→ WRITTEN EXERCISE:
Find the string "ставшим" in the data, then copy every line where it is found.

***** INPUT DATA

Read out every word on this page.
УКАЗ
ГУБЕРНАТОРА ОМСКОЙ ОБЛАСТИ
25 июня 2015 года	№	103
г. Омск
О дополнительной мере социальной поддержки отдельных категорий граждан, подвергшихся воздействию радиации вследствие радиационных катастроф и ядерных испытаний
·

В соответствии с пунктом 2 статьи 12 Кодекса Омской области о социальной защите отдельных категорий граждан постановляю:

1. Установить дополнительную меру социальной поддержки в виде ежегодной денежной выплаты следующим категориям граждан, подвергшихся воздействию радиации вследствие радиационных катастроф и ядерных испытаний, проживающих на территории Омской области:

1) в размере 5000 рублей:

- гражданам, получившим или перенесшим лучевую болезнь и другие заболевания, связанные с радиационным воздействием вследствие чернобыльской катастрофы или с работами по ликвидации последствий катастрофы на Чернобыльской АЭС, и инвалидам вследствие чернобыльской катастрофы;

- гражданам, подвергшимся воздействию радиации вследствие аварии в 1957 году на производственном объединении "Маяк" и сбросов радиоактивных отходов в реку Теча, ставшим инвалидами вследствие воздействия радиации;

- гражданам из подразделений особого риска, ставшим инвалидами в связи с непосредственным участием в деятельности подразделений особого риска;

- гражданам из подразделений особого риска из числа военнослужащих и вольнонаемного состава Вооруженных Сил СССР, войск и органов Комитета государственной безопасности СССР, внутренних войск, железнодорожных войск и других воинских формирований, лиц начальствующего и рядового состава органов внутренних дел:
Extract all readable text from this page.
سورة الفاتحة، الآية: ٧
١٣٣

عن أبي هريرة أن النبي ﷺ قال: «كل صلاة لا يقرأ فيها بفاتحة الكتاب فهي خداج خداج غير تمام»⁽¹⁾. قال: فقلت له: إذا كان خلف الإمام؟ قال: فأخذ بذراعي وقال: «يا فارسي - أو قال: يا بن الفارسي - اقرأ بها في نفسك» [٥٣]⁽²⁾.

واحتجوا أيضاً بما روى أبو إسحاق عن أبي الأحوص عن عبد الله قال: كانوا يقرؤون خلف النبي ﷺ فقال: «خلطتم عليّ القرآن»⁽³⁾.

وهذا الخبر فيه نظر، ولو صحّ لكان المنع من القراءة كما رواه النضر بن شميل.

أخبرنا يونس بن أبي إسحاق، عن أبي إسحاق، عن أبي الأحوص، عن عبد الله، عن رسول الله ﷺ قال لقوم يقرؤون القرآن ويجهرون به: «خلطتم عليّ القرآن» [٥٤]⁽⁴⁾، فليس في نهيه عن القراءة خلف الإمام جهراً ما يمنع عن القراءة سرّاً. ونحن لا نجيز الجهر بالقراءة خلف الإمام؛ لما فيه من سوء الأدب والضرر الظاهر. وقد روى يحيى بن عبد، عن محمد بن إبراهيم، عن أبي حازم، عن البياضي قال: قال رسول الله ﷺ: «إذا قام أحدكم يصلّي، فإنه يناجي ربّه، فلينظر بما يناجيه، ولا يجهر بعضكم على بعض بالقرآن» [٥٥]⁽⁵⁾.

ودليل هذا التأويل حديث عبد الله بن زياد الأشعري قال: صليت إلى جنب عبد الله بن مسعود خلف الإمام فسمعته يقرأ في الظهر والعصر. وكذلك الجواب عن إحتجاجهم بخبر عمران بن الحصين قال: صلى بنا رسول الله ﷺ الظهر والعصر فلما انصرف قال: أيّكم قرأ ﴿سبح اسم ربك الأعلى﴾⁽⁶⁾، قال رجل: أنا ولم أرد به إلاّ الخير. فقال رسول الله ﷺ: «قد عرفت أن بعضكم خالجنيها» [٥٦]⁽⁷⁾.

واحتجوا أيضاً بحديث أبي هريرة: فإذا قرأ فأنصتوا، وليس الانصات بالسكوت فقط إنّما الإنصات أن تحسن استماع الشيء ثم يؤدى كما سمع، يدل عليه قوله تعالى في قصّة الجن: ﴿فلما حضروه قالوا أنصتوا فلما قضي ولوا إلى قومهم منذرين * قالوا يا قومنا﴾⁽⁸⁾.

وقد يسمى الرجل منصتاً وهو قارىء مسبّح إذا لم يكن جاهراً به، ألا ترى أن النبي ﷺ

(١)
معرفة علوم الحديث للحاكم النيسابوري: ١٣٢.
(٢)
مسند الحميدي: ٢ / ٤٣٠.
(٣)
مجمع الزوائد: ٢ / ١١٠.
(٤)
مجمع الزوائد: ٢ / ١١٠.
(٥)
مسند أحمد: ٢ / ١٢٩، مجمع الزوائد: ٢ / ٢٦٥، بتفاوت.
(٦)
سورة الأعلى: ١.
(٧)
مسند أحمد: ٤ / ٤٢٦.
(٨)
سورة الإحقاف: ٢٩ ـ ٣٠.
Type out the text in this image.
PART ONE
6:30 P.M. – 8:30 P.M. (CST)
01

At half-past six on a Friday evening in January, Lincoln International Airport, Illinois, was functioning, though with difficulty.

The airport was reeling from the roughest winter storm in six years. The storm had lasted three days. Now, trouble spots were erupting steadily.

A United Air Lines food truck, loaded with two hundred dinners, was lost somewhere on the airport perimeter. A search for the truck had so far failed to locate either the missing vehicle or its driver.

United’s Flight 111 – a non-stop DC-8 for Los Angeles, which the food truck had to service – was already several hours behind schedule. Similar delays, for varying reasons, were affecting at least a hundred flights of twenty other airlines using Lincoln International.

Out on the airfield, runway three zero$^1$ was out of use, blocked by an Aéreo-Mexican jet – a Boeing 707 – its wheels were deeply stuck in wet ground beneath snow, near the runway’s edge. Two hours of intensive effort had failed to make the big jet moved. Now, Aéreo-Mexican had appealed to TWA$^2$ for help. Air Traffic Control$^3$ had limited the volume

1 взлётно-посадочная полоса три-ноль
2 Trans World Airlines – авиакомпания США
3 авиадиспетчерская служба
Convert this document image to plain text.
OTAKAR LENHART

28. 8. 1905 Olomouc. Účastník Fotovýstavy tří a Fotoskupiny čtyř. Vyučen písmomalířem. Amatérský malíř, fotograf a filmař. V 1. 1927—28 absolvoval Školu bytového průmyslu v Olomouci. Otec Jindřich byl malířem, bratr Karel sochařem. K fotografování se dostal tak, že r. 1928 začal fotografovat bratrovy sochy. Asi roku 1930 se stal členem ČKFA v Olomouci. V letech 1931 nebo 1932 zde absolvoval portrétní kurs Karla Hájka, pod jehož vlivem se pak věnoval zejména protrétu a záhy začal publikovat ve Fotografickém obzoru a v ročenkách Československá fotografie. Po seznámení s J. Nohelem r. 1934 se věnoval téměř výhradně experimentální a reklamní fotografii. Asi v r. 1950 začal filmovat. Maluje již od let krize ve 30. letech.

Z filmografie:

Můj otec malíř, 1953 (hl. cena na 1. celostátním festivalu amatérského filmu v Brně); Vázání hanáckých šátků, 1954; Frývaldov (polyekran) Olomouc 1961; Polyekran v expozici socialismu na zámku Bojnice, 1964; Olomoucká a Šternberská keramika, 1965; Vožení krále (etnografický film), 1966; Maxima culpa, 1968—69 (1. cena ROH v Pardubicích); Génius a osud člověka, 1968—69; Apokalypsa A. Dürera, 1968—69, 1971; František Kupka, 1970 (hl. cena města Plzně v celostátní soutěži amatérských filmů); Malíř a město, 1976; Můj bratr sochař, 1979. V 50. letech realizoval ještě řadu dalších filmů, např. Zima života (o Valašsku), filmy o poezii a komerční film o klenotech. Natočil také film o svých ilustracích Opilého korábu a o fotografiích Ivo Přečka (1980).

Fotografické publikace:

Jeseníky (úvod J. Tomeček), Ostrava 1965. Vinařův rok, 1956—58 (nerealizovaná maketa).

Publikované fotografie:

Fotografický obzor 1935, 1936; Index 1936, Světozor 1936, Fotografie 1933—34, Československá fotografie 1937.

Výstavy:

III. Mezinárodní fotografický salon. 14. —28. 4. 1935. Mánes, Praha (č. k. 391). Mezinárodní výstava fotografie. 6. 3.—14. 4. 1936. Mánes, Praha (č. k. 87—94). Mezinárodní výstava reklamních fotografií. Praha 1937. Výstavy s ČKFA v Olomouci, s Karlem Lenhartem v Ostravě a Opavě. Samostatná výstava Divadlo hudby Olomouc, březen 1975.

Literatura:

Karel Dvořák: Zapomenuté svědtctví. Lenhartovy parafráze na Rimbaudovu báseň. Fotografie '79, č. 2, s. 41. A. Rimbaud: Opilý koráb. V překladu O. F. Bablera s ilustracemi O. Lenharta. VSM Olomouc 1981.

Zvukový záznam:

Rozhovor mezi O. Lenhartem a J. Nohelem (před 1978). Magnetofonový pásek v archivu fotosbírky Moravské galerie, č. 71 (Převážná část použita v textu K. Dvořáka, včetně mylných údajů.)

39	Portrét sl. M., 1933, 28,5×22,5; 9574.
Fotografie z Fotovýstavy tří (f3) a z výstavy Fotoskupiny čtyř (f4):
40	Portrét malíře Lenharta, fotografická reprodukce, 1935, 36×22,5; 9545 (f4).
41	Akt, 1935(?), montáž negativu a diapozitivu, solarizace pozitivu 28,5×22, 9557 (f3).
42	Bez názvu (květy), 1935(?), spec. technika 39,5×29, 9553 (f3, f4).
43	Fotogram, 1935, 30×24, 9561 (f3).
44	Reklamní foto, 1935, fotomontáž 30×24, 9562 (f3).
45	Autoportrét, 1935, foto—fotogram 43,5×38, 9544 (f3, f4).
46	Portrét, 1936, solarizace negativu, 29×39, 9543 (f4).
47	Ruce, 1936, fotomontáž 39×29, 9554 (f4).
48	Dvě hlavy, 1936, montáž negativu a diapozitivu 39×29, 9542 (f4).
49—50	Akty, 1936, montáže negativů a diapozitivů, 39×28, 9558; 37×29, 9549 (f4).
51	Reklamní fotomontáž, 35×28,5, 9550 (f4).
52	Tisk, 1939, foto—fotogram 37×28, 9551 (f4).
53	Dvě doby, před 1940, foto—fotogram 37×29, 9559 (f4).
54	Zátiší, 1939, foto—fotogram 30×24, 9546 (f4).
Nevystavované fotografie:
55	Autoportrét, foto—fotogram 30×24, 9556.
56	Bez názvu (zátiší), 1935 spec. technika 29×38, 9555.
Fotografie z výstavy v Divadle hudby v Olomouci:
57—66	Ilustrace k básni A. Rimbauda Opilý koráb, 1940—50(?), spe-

**********

→ CORRECT ANSWER:
- гражданам, подвергшимся воздействию радиации вследствие аварии в 1957 году на производственном объединении "Маяк" и сбросов радиоактивных отходов в реку Теча, ставшим инвалидами вследствие воздействия радиации;
- гражданам из подразделений особого риска, ставшим инвалидами в связи с непосредственным участием в деятельности подразделений особого риска;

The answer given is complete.